◆ Aim: Take the entries below and print all of them exactly, please.

◆ Available data:
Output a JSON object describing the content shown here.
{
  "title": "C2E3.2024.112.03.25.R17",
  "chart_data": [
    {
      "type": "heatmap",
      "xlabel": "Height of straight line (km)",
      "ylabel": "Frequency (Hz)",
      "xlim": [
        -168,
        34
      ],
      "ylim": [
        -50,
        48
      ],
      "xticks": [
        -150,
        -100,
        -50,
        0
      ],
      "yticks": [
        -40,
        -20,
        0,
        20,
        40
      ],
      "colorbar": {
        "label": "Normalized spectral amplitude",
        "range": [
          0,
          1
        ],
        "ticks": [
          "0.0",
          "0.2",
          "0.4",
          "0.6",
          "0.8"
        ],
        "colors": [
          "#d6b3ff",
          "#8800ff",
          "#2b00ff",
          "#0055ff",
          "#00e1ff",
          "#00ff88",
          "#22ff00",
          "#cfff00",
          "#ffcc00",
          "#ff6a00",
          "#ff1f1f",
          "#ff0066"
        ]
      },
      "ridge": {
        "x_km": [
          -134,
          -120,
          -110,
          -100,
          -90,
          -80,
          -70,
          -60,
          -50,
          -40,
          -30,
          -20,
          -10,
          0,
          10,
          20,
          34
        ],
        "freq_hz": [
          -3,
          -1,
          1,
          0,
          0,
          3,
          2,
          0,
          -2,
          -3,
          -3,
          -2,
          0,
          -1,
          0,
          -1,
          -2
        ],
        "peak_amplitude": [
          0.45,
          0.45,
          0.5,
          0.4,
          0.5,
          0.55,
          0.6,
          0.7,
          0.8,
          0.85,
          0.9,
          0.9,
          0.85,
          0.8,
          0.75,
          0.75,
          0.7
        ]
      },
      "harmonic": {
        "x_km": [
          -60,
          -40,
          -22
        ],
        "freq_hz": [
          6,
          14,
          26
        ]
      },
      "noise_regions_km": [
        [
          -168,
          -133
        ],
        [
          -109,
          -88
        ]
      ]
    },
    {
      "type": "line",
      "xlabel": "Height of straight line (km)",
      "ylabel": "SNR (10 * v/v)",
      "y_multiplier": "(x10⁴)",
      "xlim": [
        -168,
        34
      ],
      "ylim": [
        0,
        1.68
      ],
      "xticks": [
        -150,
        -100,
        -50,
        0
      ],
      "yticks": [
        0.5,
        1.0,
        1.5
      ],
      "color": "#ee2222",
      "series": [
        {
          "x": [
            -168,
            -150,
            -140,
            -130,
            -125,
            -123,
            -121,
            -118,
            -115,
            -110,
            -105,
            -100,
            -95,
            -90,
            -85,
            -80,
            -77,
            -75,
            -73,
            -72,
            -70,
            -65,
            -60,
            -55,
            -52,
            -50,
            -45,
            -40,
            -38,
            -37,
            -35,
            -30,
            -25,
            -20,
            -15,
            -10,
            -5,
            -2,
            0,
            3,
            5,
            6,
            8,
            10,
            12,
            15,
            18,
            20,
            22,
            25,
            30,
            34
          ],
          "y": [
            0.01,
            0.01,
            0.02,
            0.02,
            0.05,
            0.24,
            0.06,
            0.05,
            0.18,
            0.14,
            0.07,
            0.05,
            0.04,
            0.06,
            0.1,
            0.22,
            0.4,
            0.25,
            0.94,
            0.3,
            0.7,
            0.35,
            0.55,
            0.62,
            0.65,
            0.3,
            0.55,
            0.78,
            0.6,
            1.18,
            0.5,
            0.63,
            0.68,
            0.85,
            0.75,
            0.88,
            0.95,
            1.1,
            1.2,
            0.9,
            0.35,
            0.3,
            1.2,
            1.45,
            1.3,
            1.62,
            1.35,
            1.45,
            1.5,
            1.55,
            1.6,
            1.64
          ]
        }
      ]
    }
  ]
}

◆ Answer to this problem:
Output a JSON object describing the content shown here.
{
  "title": "C2E3.2024.112.03.25.R17",
  "chart_data": [
    {
      "type": "heatmap",
      "xlabel": "Height of straight line (km)",
      "ylabel": "Frequency (Hz)",
      "xlim": [
        -168,
        34
      ],
      "ylim": [
        -50,
        48
      ],
      "xticks": [
        -150,
        -100,
        -50,
        0
      ],
      "yticks": [
        -40,
        -20,
        0,
        20,
        40
      ],
      "colorbar": {
        "label": "Normalized spectral amplitude",
        "range": [
          0,
          1
        ],
        "ticks": [
          "0.0",
          "0.2",
          "0.4",
          "0.6",
          "0.8"
        ],
        "colors": [
          "#d6b3ff",
          "#8800ff",
          "#2b00ff",
          "#0055ff",
          "#00e1ff",
          "#00ff88",
          "#22ff00",
          "#cfff00",
          "#ffcc00",
          "#ff6a00",
          "#ff1f1f",
          "#ff0066"
        ]
      },
      "ridge": {
        "x_km": [
          -134,
          -120,
          -110,
          -100,
          -90,
          -80,
          -70,
          -60,
          -50,
          -40,
          -30,
          -20,
          -10,
          0,
          10,
          20,
          34
        ],
        "freq_hz": [
          -3,
          -1,
          1,
          0,
          0,
          3,
          2,
          0,
          -2,
          -3,
          -3,
          -2,
          0,
          -1,
          0,
          -1,
          -2
        ],
        "peak_amplitude": [
          0.45,
          0.45,
          0.5,
          0.4,
          0.5,
          0.55,
          0.6,
          0.7,
          0.8,
          0.85,
          0.9,
          0.9,
          0.85,
          0.8,
          0.75,
          0.75,
          0.7
        ]
      },
      "harmonic": {
        "x_km": [
          -60,
          -40,
          -22
        ],
        "freq_hz": [
          6,
          14,
          26
        ]
      },
      "noise_regions_km": [
        [
          -168,
          -133
        ],
        [
          -109,
          -88
        ]
      ]
    },
    {
      "type": "line",
      "xlabel": "Height of straight line (km)",
      "ylabel": "SNR (10 * v/v)",
      "y_multiplier": "(x10⁴)",
      "xlim": [
        -168,
        34
      ],
      "ylim": [
        0,
        1.68
      ],
      "xticks": [
        -150,
        -100,
        -50,
        0
      ],
      "yticks": [
        0.5,
        1.0,
        1.5
      ],
      "color": "#ee2222",
      "series": [
        {
          "x": [
            -168,
            -150,
            -140,
            -130,
            -125,
            -123,
            -121,
            -118,
            -115,
            -110,
            -105,
            -100,
            -95,
            -90,
            -85,
            -80,
            -77,
            -75,
            -73,
            -72,
            -70,
            -65,
            -60,
            -55,
            -52,
            -50,
            -45,
            -40,
            -38,
            -37,
            -35,
            -30,
            -25,
            -20,
            -15,
            -10,
            -5,
            -2,
            0,
            3,
            5,
            6,
            8,
            10,
            12,
            15,
            18,
            20,
            22,
            25,
            30,
            34
          ],
          "y": [
            0.01,
            0.01,
            0.02,
            0.02,
            0.05,
            0.24,
            0.06,
            0.05,
            0.18,
            0.14,
            0.07,
            0.05,
            0.04,
            0.06,
            0.1,
            0.22,
            0.4,
            0.25,
            0.94,
            0.3,
            0.7,
            0.35,
            0.55,
            0.62,
            0.65,
            0.3,
            0.55,
            0.78,
            0.6,
            1.18,
            0.5,
            0.63,
            0.68,
            0.85,
            0.75,
            0.88,
            0.95,
            1.1,
            1.2,
            0.9,
            0.35,
            0.3,
            1.2,
            1.45,
            1.3,
            1.62,
            1.35,
            1.45,
            1.5,
            1.55,
            1.6,
            1.64
          ]
        }
      ]
    }
  ]
}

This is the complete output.